Pick out every line that holds the string "Average" and copy it.

====== Dataset rows

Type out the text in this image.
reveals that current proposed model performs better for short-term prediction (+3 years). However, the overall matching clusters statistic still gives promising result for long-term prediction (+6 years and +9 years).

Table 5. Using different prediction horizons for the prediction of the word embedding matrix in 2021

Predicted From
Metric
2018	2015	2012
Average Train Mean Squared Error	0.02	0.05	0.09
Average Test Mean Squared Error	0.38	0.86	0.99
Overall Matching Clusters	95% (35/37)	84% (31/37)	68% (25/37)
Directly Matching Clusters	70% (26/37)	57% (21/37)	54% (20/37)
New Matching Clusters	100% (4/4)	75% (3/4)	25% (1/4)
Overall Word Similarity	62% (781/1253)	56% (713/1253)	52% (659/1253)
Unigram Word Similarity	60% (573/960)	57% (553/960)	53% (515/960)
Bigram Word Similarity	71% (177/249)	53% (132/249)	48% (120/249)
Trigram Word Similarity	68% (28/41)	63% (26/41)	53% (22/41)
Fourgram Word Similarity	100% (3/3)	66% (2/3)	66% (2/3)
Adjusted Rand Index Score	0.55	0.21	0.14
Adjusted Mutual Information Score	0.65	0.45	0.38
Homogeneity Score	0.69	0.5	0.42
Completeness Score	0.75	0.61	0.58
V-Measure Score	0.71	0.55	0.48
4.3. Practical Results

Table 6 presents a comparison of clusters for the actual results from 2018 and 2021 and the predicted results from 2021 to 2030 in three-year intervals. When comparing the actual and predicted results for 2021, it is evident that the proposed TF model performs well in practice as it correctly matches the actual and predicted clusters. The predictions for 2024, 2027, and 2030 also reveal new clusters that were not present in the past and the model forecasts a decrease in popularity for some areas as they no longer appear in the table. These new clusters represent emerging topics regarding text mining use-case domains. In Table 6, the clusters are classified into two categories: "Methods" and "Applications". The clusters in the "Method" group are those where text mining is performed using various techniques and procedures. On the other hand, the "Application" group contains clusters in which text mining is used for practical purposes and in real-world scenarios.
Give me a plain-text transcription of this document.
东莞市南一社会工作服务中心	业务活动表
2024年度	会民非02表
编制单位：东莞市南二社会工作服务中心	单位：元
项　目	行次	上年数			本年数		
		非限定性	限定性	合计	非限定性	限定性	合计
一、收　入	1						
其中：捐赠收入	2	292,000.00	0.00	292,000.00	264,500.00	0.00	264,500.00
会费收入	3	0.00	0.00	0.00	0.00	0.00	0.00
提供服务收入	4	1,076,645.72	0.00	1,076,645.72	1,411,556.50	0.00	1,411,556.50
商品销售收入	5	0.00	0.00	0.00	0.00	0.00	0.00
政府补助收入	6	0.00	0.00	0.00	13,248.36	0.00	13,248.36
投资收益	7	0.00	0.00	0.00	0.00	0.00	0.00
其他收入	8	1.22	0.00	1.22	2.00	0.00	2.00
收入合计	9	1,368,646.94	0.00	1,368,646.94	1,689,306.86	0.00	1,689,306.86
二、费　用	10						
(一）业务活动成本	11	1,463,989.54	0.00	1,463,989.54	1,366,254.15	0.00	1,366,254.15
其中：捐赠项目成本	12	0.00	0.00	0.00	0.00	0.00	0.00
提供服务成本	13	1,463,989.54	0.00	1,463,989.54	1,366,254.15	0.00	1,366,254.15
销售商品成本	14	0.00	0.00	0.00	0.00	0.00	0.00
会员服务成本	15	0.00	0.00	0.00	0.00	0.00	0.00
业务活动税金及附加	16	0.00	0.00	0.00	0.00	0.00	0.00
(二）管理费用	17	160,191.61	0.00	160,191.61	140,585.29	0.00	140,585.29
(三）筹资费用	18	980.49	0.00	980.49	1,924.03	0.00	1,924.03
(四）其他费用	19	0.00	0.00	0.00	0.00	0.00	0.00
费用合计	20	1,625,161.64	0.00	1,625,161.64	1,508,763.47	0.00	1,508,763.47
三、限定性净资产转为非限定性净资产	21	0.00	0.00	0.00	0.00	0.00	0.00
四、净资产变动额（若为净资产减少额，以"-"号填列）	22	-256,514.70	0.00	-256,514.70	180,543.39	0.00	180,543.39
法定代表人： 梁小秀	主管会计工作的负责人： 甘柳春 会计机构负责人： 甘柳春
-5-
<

============

* [Task answer]
Average Train Mean Squared Error	0.02	0.05	0.09
Average Test Mean Squared Error	0.38	0.86	0.99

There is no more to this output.